-- Begin PROVIDED ENTRIES --
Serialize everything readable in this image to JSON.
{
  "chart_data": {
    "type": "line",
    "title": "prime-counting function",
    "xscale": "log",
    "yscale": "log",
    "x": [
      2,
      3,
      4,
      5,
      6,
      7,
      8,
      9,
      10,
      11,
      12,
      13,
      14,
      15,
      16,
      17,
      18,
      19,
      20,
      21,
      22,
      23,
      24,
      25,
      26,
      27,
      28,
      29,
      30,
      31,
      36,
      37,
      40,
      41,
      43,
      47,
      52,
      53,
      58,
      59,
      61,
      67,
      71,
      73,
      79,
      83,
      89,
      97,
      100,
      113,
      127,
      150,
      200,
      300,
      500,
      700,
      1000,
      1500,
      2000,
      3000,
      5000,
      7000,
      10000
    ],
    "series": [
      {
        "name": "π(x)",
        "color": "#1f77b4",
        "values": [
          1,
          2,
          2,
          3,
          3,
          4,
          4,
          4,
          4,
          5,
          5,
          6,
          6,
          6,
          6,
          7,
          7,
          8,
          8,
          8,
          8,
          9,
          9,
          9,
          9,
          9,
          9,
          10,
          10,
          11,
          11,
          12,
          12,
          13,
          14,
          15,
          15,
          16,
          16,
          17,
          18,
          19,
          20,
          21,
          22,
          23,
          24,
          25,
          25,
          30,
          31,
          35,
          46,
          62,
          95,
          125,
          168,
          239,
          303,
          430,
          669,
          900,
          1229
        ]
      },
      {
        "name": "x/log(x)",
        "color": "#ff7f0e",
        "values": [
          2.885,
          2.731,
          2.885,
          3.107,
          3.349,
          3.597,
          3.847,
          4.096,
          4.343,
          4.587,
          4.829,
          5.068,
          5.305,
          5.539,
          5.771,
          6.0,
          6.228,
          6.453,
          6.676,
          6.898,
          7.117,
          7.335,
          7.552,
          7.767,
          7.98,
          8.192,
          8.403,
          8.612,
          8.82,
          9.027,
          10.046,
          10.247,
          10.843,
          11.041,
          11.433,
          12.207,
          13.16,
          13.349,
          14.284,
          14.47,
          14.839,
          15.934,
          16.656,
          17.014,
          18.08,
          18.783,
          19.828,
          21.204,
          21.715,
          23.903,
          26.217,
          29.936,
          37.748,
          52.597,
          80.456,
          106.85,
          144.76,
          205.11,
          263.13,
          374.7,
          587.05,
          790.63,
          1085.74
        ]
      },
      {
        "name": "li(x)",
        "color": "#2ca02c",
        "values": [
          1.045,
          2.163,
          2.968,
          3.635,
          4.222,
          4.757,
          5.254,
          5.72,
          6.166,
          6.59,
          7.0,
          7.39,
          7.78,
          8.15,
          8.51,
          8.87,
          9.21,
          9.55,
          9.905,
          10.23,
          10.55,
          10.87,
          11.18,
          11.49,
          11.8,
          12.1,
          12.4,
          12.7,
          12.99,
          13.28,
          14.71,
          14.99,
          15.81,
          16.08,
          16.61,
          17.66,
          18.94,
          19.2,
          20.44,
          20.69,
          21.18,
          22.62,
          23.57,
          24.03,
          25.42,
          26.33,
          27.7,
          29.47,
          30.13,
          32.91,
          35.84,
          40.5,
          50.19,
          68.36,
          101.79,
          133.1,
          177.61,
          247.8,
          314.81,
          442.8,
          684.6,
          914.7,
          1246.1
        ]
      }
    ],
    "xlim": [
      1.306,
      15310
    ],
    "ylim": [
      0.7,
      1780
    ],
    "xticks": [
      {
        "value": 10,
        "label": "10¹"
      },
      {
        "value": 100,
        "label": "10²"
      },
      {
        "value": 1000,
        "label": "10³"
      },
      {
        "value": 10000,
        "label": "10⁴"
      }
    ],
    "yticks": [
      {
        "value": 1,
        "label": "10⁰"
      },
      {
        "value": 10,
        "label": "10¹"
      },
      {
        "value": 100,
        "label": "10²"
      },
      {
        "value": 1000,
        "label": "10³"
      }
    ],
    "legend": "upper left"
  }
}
-- End PROVIDED ENTRIES --
> _WHAT TO PRODUCE_
Go through the entries above and copy every line containing "color".

> _EXPECTED ANSWER_
        "color": "#1f77b4",
        "color": "#ff7f0e",
        "color": "#2ca02c",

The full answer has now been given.